- YOUR TASK
Extract every line below that contains the word "JSON".

- MATERIAL PROVIDED
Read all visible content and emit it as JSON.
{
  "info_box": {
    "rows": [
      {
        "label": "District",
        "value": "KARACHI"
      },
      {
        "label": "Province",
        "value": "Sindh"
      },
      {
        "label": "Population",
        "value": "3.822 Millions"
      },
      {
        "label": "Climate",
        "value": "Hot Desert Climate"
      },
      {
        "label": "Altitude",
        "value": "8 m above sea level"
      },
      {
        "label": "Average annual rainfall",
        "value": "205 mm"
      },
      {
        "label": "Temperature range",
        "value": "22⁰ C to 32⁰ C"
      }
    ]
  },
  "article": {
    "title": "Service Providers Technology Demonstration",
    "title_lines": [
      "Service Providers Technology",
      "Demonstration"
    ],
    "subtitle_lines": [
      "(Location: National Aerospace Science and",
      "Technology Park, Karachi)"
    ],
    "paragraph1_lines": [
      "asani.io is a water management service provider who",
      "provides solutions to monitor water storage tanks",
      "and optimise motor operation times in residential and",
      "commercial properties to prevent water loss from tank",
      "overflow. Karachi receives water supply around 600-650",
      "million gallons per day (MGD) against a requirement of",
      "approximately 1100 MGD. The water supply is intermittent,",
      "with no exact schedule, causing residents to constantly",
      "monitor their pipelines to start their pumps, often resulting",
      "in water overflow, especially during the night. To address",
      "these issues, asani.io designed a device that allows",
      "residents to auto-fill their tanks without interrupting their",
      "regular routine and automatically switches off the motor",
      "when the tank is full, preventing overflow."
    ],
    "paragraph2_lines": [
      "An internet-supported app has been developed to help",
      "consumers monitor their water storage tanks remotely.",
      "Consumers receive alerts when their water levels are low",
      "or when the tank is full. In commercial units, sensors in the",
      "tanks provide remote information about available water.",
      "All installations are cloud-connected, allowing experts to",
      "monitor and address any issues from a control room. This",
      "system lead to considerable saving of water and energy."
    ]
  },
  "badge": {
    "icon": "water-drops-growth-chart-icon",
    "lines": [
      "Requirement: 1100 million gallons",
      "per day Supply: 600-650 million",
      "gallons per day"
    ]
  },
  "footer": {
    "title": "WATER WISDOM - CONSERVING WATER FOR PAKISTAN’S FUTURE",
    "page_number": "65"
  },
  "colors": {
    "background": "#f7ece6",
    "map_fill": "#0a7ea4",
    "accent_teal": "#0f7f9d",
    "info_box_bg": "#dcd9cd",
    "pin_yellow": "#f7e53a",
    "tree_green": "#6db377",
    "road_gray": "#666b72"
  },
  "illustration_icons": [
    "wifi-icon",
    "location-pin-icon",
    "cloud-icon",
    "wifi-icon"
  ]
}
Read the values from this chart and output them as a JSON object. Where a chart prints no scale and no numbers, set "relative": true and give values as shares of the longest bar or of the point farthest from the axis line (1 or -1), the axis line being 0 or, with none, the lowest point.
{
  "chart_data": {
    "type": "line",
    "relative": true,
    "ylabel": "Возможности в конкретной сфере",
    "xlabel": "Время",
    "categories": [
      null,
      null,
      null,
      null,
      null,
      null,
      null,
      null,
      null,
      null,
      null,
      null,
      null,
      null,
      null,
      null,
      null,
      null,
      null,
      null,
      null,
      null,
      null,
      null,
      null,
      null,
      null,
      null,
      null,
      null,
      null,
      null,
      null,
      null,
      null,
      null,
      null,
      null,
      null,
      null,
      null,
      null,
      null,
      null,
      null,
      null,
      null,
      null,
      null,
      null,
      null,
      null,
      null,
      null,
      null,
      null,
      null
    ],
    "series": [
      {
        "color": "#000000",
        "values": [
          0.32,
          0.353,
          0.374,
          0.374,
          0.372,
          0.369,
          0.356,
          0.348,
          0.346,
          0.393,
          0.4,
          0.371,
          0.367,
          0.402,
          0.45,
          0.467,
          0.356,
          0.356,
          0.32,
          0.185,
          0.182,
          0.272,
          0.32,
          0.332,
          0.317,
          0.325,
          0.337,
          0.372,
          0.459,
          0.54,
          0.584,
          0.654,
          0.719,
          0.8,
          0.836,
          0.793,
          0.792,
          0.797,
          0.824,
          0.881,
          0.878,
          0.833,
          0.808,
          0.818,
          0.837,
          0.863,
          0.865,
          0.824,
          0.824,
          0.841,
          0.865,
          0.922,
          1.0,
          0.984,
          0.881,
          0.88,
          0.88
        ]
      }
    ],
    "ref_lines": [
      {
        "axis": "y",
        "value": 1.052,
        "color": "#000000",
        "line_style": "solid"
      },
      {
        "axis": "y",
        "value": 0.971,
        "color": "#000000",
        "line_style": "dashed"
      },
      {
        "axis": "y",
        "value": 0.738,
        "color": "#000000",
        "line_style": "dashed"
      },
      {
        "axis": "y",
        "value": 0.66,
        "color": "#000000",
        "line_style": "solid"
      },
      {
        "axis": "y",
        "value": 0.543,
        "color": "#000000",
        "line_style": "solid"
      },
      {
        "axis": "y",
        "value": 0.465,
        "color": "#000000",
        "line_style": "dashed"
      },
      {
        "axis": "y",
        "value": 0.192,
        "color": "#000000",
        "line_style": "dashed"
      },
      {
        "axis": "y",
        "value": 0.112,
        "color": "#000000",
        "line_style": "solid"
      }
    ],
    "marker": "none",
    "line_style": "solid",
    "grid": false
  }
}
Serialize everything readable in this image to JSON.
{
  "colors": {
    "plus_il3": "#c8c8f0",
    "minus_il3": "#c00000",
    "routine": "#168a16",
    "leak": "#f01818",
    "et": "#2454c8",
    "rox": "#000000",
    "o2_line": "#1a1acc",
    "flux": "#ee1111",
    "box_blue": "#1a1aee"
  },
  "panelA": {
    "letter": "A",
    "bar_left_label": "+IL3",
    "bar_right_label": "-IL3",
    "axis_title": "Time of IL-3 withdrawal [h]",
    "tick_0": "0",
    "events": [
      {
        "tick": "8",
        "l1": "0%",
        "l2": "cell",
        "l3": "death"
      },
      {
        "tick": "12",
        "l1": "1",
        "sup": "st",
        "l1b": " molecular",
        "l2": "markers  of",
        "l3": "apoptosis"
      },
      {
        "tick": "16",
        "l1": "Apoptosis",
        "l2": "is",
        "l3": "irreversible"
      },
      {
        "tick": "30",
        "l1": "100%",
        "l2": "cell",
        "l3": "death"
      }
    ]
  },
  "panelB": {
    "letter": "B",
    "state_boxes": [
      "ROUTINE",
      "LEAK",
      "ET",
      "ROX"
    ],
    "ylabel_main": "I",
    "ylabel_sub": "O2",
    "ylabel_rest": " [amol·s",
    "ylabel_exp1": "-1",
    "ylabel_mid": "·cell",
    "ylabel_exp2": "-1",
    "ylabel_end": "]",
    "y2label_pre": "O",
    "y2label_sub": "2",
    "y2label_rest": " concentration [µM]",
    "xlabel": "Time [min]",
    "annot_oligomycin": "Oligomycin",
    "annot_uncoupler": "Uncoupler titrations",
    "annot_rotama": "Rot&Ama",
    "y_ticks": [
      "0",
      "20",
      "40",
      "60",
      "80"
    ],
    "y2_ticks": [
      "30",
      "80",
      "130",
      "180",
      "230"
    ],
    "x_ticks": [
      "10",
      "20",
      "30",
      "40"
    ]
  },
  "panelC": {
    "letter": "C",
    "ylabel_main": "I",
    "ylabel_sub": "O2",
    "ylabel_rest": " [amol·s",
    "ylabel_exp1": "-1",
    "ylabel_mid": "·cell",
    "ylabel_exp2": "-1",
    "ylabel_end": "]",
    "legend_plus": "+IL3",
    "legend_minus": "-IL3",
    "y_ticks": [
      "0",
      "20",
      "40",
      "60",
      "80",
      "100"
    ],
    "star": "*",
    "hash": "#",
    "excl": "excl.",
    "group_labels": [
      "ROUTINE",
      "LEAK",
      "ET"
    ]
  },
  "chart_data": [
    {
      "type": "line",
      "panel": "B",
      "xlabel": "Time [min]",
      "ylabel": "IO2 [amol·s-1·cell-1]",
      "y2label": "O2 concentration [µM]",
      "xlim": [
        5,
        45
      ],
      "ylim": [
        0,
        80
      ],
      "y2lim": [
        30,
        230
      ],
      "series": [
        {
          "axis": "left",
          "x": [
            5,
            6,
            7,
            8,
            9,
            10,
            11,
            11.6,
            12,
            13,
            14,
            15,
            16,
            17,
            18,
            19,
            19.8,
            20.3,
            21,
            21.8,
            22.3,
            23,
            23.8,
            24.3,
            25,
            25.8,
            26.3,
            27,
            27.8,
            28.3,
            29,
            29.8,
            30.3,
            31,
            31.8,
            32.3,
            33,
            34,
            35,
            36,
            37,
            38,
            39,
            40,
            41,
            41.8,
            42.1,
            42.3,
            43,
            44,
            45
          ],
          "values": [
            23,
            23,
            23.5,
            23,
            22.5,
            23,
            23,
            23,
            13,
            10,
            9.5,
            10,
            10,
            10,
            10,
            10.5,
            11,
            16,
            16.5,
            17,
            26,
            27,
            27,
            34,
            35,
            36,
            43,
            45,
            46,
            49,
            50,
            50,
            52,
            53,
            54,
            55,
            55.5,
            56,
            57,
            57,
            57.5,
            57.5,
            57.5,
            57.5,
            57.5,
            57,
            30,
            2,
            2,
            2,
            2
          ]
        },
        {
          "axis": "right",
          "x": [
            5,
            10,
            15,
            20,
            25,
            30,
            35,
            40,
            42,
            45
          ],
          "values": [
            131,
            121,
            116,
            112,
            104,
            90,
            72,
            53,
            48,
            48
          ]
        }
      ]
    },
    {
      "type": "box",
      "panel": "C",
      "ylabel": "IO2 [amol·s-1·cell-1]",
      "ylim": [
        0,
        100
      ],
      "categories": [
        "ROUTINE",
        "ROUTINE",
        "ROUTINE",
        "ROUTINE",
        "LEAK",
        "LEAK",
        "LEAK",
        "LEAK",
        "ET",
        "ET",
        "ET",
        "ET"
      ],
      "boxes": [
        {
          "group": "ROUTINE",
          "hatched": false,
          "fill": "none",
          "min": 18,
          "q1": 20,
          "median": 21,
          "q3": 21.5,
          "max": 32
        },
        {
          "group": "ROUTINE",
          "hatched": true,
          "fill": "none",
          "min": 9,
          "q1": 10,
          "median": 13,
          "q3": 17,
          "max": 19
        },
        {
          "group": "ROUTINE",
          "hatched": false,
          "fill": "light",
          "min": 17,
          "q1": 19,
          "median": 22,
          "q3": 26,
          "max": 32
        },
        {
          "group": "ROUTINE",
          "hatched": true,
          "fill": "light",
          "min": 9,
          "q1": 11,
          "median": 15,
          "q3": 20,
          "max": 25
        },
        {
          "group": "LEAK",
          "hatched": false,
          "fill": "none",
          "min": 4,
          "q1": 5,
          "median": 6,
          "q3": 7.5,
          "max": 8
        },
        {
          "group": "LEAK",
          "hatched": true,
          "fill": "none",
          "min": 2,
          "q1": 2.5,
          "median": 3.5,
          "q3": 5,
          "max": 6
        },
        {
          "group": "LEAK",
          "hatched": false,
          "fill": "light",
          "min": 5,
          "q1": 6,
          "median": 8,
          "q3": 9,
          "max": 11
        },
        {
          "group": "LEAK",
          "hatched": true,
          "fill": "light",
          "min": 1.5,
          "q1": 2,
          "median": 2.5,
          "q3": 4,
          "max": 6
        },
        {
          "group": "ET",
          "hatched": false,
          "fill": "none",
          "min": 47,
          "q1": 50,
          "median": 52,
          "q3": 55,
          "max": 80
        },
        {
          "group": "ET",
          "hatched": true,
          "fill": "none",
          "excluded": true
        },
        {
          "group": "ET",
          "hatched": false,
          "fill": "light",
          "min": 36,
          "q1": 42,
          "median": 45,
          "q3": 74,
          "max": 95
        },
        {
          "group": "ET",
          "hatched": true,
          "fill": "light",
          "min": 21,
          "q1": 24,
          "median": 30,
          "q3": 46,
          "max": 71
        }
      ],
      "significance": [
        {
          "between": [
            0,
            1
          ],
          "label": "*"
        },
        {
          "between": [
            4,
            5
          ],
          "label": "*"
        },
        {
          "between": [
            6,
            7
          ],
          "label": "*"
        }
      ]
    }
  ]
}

- FINAL ANSWER
Read all visible content and emit it as JSON.
Read the values from this chart and output them as a JSON object. Where a chart prints no scale and no numbers, set "relative": true and give values as shares of the longest bar or of the point farthest from the axis line (1 or -1), the axis line being 0 or, with none, the lowest point.
Serialize everything readable in this image to JSON.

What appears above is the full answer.